**EXERCISE AIM**
Scan the records for the string "Ölçüsü"; copy each line where it occurs.

**Items from a figure collection**
________

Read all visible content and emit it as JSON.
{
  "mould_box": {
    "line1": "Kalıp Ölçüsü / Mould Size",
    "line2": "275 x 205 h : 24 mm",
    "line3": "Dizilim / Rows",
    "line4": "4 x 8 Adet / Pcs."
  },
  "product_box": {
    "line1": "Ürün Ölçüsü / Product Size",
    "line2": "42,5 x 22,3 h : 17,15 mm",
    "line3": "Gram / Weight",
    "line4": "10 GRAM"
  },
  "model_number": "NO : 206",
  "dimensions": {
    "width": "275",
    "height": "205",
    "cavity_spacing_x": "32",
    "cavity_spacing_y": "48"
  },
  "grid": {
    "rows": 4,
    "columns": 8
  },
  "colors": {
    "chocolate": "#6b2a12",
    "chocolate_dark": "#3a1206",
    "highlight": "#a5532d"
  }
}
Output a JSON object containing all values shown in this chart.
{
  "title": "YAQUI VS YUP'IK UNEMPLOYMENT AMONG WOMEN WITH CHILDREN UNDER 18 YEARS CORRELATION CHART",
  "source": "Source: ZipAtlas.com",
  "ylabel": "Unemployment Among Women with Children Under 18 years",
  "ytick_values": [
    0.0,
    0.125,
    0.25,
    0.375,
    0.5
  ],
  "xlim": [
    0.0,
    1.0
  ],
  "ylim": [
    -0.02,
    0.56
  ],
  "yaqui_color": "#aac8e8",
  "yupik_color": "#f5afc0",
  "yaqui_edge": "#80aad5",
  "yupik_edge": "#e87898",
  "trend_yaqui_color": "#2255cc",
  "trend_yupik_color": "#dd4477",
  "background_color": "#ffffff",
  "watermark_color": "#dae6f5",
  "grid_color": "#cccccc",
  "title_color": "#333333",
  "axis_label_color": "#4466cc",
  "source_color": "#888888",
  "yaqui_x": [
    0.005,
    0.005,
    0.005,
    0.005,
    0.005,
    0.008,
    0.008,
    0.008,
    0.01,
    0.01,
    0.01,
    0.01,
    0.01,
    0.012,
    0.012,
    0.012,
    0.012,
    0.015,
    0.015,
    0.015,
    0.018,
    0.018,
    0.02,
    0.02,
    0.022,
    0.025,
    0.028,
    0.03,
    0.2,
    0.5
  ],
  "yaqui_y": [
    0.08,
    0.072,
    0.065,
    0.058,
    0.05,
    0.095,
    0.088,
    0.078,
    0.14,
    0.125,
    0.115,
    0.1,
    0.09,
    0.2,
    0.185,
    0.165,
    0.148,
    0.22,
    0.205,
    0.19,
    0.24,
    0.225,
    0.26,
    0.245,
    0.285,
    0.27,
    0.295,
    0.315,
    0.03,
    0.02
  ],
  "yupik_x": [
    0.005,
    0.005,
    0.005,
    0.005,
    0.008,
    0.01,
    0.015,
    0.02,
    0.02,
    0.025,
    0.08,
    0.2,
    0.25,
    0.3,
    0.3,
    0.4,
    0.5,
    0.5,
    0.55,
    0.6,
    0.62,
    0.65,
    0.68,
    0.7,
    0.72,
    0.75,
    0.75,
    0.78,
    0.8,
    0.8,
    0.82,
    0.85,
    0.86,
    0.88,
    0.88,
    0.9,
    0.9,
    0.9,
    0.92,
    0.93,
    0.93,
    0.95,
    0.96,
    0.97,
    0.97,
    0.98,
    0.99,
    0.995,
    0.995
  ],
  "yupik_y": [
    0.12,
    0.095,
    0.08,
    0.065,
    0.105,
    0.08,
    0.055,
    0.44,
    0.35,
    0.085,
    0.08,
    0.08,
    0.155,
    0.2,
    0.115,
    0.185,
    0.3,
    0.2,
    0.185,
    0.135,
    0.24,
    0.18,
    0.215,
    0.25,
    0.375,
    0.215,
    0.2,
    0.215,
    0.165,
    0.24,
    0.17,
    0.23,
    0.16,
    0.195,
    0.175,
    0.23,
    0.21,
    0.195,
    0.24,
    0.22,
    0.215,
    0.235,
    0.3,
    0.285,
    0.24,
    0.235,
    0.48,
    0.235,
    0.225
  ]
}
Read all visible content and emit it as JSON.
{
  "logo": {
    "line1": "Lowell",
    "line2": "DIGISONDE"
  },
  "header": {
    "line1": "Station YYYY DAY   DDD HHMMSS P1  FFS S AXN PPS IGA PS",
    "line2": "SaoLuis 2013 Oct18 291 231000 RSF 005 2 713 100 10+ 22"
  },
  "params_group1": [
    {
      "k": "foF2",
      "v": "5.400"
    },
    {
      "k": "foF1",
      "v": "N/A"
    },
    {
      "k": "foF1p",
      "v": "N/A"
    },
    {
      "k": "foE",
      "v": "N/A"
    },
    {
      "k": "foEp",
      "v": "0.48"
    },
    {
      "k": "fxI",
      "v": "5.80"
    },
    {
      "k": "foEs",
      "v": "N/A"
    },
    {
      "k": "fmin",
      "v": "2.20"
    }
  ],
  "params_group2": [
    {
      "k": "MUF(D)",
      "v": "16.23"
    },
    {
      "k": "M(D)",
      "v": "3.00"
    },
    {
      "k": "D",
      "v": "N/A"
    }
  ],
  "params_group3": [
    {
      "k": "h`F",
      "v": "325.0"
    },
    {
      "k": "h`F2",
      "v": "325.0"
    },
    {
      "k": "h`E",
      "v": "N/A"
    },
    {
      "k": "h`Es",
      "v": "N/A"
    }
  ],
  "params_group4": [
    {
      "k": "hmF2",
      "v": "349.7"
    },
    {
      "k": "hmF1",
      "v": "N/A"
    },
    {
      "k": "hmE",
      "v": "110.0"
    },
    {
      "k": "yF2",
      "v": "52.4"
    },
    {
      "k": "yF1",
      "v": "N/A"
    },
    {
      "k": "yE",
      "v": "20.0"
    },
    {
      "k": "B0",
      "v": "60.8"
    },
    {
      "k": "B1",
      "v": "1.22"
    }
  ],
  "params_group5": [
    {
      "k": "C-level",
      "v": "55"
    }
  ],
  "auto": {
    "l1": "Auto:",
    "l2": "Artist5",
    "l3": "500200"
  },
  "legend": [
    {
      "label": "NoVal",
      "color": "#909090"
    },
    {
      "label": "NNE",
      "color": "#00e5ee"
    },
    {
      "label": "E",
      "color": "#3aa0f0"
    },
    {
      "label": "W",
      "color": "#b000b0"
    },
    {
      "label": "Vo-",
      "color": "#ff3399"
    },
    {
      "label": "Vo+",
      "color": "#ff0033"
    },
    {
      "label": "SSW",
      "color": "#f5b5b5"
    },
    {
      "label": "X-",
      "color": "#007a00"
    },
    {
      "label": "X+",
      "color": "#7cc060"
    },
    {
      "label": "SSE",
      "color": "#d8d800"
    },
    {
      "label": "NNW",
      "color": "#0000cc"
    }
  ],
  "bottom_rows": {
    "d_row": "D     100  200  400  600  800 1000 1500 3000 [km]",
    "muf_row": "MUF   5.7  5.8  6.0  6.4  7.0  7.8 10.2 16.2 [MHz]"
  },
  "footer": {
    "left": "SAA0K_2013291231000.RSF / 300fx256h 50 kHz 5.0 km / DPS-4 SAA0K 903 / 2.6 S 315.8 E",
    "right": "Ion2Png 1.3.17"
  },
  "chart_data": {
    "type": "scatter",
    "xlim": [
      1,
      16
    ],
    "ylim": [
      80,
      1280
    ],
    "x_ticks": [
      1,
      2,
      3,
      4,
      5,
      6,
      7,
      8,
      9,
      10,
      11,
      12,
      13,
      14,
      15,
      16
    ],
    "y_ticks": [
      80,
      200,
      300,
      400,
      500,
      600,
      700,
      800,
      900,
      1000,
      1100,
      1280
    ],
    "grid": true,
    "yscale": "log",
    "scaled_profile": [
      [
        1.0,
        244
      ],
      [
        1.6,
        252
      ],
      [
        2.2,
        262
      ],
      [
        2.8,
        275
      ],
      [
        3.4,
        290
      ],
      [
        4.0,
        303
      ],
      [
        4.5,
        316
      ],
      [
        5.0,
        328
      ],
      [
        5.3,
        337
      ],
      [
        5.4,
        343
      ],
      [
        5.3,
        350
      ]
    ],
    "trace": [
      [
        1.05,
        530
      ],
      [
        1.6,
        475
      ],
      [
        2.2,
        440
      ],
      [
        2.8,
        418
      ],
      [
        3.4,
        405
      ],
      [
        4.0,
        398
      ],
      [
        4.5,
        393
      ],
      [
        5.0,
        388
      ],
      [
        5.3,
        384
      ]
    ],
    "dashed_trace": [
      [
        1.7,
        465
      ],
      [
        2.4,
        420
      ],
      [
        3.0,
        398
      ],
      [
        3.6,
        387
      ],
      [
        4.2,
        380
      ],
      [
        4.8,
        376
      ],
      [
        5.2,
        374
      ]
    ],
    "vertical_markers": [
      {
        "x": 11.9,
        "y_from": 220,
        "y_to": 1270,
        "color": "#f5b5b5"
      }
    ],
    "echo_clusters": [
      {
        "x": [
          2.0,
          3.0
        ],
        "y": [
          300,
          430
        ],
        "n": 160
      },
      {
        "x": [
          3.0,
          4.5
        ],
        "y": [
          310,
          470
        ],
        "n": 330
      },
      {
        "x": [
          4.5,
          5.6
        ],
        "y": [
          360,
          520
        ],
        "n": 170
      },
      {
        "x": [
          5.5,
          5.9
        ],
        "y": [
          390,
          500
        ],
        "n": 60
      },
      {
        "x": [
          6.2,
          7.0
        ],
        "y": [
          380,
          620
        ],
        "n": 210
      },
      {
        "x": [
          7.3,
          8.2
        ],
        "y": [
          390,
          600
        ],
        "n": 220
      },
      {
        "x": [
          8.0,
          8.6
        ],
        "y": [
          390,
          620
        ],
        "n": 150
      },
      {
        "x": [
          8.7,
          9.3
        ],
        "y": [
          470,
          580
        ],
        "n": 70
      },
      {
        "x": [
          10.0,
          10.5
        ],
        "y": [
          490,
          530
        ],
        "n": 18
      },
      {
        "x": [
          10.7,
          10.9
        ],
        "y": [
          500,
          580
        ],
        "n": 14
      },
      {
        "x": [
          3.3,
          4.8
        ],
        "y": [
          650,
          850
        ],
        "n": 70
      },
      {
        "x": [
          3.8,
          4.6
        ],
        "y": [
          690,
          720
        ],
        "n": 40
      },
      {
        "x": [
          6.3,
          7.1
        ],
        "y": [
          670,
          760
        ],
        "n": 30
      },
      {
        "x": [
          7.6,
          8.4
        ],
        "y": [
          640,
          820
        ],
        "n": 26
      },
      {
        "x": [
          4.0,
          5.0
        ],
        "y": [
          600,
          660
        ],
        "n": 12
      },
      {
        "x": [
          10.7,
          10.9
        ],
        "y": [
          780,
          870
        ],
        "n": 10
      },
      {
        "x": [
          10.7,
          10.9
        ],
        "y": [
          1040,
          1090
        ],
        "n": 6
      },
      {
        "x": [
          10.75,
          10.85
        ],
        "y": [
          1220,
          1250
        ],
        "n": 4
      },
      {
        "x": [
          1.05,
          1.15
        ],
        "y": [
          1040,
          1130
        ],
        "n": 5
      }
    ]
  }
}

________

**RESULT OF THE EXERCISE**
    "line1": "Kalıp Ölçüsü / Mould Size",
    "line1": "Ürün Ölçüsü / Product Size",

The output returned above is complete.